**What you need to do:**
Format the records from the start through the line containing "volume-tick-label: 1.019K [960,2081,1070,2117]" as a Markdown table with the columns Row and Line, numbering each line and leaving out blank lines.

**Dataset rows:**
********

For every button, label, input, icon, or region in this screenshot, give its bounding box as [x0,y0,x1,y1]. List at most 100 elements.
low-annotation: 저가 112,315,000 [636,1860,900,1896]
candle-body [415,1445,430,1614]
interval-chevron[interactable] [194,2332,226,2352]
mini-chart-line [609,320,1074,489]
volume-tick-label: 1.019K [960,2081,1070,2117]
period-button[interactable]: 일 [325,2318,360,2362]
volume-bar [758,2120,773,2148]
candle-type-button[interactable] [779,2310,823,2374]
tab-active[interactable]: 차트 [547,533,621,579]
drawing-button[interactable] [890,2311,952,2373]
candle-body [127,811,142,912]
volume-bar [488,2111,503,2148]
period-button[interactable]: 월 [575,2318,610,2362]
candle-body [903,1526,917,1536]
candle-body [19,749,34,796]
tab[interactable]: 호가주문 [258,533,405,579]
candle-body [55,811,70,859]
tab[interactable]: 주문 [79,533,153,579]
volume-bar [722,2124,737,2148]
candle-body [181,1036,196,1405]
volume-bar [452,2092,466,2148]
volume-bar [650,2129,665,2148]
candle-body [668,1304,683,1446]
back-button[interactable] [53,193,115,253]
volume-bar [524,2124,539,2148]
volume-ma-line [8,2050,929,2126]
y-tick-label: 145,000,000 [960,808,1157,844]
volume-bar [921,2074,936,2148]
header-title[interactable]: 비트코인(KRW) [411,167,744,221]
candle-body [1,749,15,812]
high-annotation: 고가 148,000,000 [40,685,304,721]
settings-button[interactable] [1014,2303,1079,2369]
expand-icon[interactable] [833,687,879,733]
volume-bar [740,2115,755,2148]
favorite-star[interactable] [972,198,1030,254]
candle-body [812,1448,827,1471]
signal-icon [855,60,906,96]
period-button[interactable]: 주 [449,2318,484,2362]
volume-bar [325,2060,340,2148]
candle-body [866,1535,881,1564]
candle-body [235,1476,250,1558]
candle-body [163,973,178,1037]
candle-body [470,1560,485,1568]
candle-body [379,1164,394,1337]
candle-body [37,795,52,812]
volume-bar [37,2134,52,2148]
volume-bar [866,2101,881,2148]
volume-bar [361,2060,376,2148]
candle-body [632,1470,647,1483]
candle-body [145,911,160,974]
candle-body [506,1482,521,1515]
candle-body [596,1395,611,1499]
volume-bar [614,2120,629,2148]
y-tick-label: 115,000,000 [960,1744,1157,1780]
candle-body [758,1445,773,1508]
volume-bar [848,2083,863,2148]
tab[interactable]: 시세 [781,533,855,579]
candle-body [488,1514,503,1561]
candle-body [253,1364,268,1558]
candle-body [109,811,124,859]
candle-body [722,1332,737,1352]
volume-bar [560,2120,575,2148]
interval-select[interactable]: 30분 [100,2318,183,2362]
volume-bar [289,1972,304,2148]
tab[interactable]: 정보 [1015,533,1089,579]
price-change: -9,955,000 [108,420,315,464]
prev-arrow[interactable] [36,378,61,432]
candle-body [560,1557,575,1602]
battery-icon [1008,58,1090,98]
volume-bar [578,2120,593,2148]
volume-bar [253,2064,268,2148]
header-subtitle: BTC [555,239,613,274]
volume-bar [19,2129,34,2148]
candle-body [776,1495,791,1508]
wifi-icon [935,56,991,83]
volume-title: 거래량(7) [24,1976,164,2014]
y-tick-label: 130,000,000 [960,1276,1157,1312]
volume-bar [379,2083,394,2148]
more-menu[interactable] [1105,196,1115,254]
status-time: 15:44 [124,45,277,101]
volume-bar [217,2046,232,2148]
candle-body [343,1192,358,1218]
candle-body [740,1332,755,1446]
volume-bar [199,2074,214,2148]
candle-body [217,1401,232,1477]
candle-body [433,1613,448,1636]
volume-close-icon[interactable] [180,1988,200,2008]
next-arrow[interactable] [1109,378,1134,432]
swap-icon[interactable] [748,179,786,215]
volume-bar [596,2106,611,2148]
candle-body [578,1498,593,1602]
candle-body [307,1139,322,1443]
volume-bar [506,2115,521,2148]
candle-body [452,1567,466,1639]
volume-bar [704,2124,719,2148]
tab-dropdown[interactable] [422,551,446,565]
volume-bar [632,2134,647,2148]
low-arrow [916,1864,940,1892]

********

**Finished exercise:**
| Row | Line |
|---|---|
| 1 | For every button, label, input, icon, or region in this screenshot, give its bounding box as [x0,y0,x1,y1]. List at most 100 elements. |
| 2 | low-annotation: 저가 112,315,000 [636,1860,900,1896] |
| 3 | candle-body [415,1445,430,1614] |
| 4 | interval-chevron[interactable] [194,2332,226,2352] |
| 5 | mini-chart-line [609,320,1074,489] |
| 6 | volume-tick-label: 1.019K [960,2081,1070,2117] |